WHAT THIS TASK INVOLVES:
Output the entries word for word. Omit images.

RECORD SET:
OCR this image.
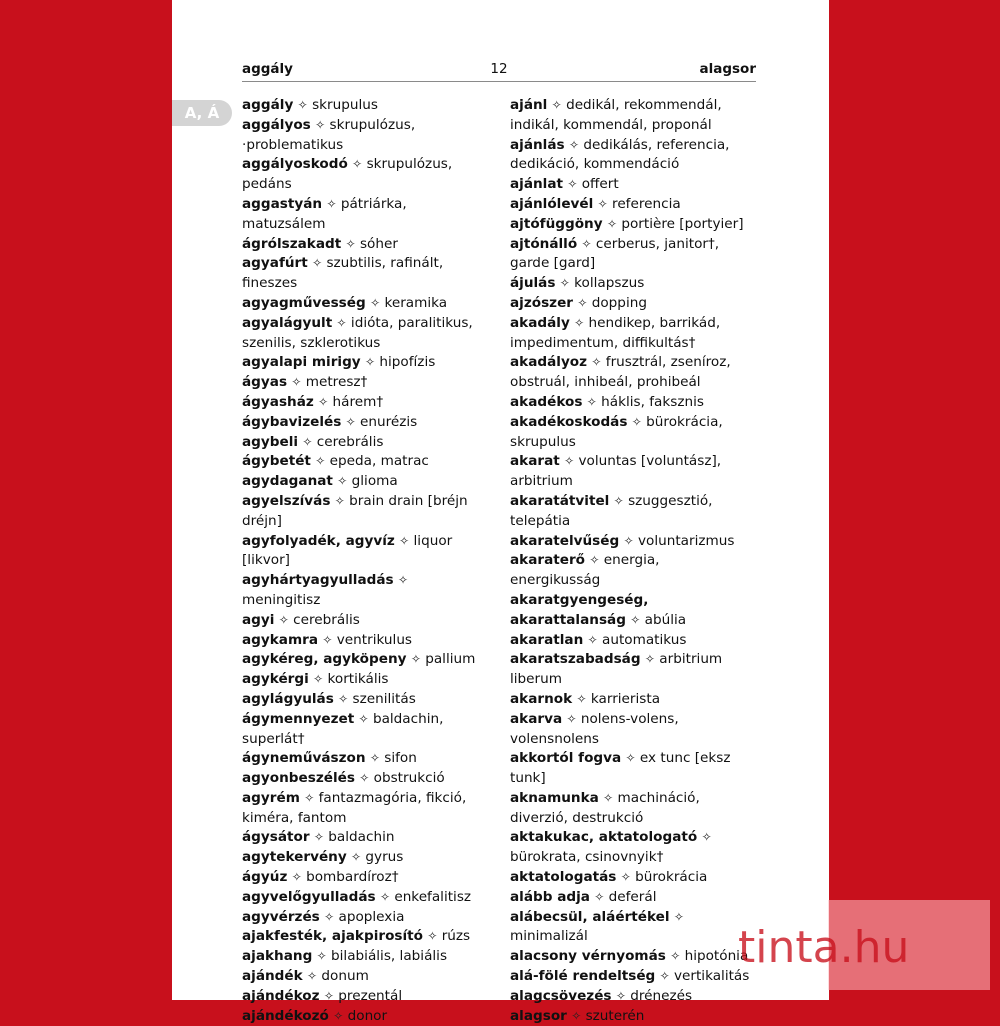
aggály	12	alagsor
A, Á	aggály ✧ skrupulus

aggályos ✧ skrupulózus, ·problematikus

aggályoskodó ✧ skrupulózus, pedáns

aggastyán ✧ pátriárka, matuzsálem

ágrólszakadt ✧ sóher

agyafúrt ✧ szubtilis, rafinált, fineszes

agyagművesség ✧ keramika

agyalágyult ✧ idióta, paralitikus, szenilis, szklerotikus

agyalapi mirigy ✧ hipofízis

ágyas ✧ metresz†

ágyasház ✧ hárem†

ágybavizelés ✧ enurézis

agybeli ✧ cerebrális

ágybetét ✧ epeda, matrac

agydaganat ✧ glioma

agyelszívás ✧ brain drain [bréjn dréjn]

agyfolyadék, agyvíz ✧ liquor [likvor]

agyhártyagyulladás ✧ meningitisz

agyi ✧ cerebrális

agykamra ✧ ventrikulus

agykéreg, agyköpeny ✧ pallium

agykérgi ✧ kortikális

agylágyulás ✧ szenilitás

ágymennyezet ✧ baldachin, superlát†

ágyneművászon ✧ sifon

agyonbeszélés ✧ obstrukció

agyrém ✧ fantazmagória, fikció, kiméra, fantom

ágysátor ✧ baldachin

agytekervény ✧ gyrus

ágyúz ✧ bombardíroz†

agyvelőgyulladás ✧ enkefalitisz

agyvérzés ✧ apoplexia

ajakfesték, ajakpirosító ✧ rúzs

ajakhang ✧ bilabiális, labiális

ajándék ✧ donum

ajándékoz ✧ prezentál

ajándékozó ✧ donor

ajánl ✧ dedikál, rekommendál, indikál, kommendál, proponál

ajánlás ✧ dedikálás, referencia, dedikáció, kommendáció

ajánlat ✧ offert

ajánlólevél ✧ referencia

ajtófüggöny ✧ portière [portyier]

ajtónálló ✧ cerberus, janitor†, garde [gard]

ájulás ✧ kollapszus

ajzószer ✧ dopping

akadály ✧ hendikep, barrikád, impedimentum, diffikultás†

akadályoz ✧ frusztrál, zseníroz, obstruál, inhibeál, prohibeál

akadékos ✧ háklis, faksznis

akadékoskodás ✧ bürokrácia, skrupulus

akarat ✧ voluntas [voluntász], arbitrium

akaratátvitel ✧ szuggesztió, telepátia

akaratelvűség ✧ voluntarizmus

akaraterő ✧ energia, energikusság

akaratgyengeség, akarattalanság ✧ abúlia

akaratlan ✧ automatikus

akaratszabadság ✧ arbitrium liberum

akarnok ✧ karrierista

akarva ✧ nolens-volens, volensnolens

akkortól fogva ✧ ex tunc [eksz tunk]

aknamunka ✧ machináció, diverzió, destrukció

aktakukac, aktatologató ✧ bürokrata, csinovnyik†

aktatologatás ✧ bürokrácia

alább adja ✧ deferál

alábecsül, aláértékel ✧ minimalizál

alacsony vérnyomás ✧ hipotónia

alá-fölé rendeltség ✧ vertikalitás

alagcsövezés ✧ drénezés

alagsor ✧ szuterén

tinta.hu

ANSWER FOR THIS EXERCISE:
OCR this image.
aggály	12	alagsor
A, Á	aggály ✧ skrupulus

aggályos ✧ skrupulózus, ·problematikus

aggályoskodó ✧ skrupulózus, pedáns

aggastyán ✧ pátriárka, matuzsálem

ágrólszakadt ✧ sóher

agyafúrt ✧ szubtilis, rafinált, fineszes

agyagművesség ✧ keramika

agyalágyult ✧ idióta, paralitikus, szenilis, szklerotikus

agyalapi mirigy ✧ hipofízis

ágyas ✧ metresz†

ágyasház ✧ hárem†

ágybavizelés ✧ enurézis

agybeli ✧ cerebrális

ágybetét ✧ epeda, matrac

agydaganat ✧ glioma

agyelszívás ✧ brain drain [bréjn dréjn]

agyfolyadék, agyvíz ✧ liquor [likvor]

agyhártyagyulladás ✧ meningitisz

agyi ✧ cerebrális

agykamra ✧ ventrikulus

agykéreg, agyköpeny ✧ pallium

agykérgi ✧ kortikális

agylágyulás ✧ szenilitás

ágymennyezet ✧ baldachin, superlát†

ágyneművászon ✧ sifon

agyonbeszélés ✧ obstrukció

agyrém ✧ fantazmagória, fikció, kiméra, fantom

ágysátor ✧ baldachin

agytekervény ✧ gyrus

ágyúz ✧ bombardíroz†

agyvelőgyulladás ✧ enkefalitisz

agyvérzés ✧ apoplexia

ajakfesték, ajakpirosító ✧ rúzs

ajakhang ✧ bilabiális, labiális

ajándék ✧ donum

ajándékoz ✧ prezentál

ajándékozó ✧ donor

ajánl ✧ dedikál, rekommendál, indikál, kommendál, proponál

ajánlás ✧ dedikálás, referencia, dedikáció, kommendáció

ajánlat ✧ offert

ajánlólevél ✧ referencia

ajtófüggöny ✧ portière [portyier]

ajtónálló ✧ cerberus, janitor†, garde [gard]

ájulás ✧ kollapszus

ajzószer ✧ dopping

akadály ✧ hendikep, barrikád, impedimentum, diffikultás†

akadályoz ✧ frusztrál, zseníroz, obstruál, inhibeál, prohibeál

akadékos ✧ háklis, faksznis

akadékoskodás ✧ bürokrácia, skrupulus

akarat ✧ voluntas [voluntász], arbitrium

akaratátvitel ✧ szuggesztió, telepátia

akaratelvűség ✧ voluntarizmus

akaraterő ✧ energia, energikusság

akaratgyengeség, akarattalanság ✧ abúlia

akaratlan ✧ automatikus

akaratszabadság ✧ arbitrium liberum

akarnok ✧ karrierista

akarva ✧ nolens-volens, volensnolens

akkortól fogva ✧ ex tunc [eksz tunk]

aknamunka ✧ machináció, diverzió, destrukció

aktakukac, aktatologató ✧ bürokrata, csinovnyik†

aktatologatás ✧ bürokrácia

alább adja ✧ deferál

alábecsül, aláértékel ✧ minimalizál

alacsony vérnyomás ✧ hipotónia

alá-fölé rendeltség ✧ vertikalitás

alagcsövezés ✧ drénezés

alagsor ✧ szuterén

tinta.hu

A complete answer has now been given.